The records below must be duplicated exactly, character for character.

** Start Items **

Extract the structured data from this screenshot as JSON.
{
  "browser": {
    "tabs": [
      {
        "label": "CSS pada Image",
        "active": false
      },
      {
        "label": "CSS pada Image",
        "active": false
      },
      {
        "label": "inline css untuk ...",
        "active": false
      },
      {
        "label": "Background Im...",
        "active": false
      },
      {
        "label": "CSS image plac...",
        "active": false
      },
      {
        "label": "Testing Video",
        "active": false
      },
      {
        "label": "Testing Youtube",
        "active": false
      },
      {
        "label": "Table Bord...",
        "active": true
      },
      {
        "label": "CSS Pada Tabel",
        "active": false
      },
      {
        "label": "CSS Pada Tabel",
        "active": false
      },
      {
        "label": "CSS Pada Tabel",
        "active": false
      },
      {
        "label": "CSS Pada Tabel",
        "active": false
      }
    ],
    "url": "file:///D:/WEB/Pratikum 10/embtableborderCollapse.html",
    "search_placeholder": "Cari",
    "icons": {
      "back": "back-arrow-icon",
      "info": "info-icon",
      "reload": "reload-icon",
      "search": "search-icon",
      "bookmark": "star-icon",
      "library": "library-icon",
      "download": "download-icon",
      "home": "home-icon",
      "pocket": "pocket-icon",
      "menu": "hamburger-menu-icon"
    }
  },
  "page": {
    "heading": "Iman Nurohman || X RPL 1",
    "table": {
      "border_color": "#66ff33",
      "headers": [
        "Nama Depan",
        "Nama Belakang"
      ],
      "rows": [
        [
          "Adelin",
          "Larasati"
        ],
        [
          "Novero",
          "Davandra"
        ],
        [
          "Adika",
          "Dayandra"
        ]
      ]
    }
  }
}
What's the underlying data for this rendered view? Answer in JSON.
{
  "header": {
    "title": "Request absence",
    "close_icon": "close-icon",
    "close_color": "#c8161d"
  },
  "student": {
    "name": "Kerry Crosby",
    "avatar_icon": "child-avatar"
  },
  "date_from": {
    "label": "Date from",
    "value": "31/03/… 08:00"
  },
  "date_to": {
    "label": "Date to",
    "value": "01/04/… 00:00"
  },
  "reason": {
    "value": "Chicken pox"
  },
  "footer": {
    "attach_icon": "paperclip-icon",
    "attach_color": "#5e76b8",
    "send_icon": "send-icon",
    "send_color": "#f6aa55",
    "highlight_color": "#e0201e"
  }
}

** End Items **

## In response
Extract the structured data from this screenshot as JSON.
{
  "browser": {
    "tabs": [
      {
        "label": "CSS pada Image",
        "active": false
      },
      {
        "label": "CSS pada Image",
        "active": false
      },
      {
        "label": "inline css untuk ...",
        "active": false
      },
      {
        "label": "Background Im...",
        "active": false
      },
      {
        "label": "CSS image plac...",
        "active": false
      },
      {
        "label": "Testing Video",
        "active": false
      },
      {
        "label": "Testing Youtube",
        "active": false
      },
      {
        "label": "Table Bord...",
        "active": true
      },
      {
        "label": "CSS Pada Tabel",
        "active": false
      },
      {
        "label": "CSS Pada Tabel",
        "active": false
      },
      {
        "label": "CSS Pada Tabel",
        "active": false
      },
      {
        "label": "CSS Pada Tabel",
        "active": false
      }
    ],
    "url": "file:///D:/WEB/Pratikum 10/embtableborderCollapse.html",
    "search_placeholder": "Cari",
    "icons": {
      "back": "back-arrow-icon",
      "info": "info-icon",
      "reload": "reload-icon",
      "search": "search-icon",
      "bookmark": "star-icon",
      "library": "library-icon",
      "download": "download-icon",
      "home": "home-icon",
      "pocket": "pocket-icon",
      "menu": "hamburger-menu-icon"
    }
  },
  "page": {
    "heading": "Iman Nurohman || X RPL 1",
    "table": {
      "border_color": "#66ff33",
      "headers": [
        "Nama Depan",
        "Nama Belakang"
      ],
      "rows": [
        [
          "Adelin",
          "Larasati"
        ],
        [
          "Novero",
          "Davandra"
        ],
        [
          "Adika",
          "Dayandra"
        ]
      ]
    }
  }
}
What's the underlying data for this rendered view? Answer in JSON.
{
  "header": {
    "title": "Request absence",
    "close_icon": "close-icon",
    "close_color": "#c8161d"
  },
  "student": {
    "name": "Kerry Crosby",
    "avatar_icon": "child-avatar"
  },
  "date_from": {
    "label": "Date from",
    "value": "31/03/… 08:00"
  },
  "date_to": {
    "label": "Date to",
    "value": "01/04/… 00:00"
  },
  "reason": {
    "value": "Chicken pox"
  },
  "footer": {
    "attach_icon": "paperclip-icon",
    "attach_color": "#5e76b8",
    "send_icon": "send-icon",
    "send_color": "#f6aa55",
    "highlight_color": "#e0201e"
  }
}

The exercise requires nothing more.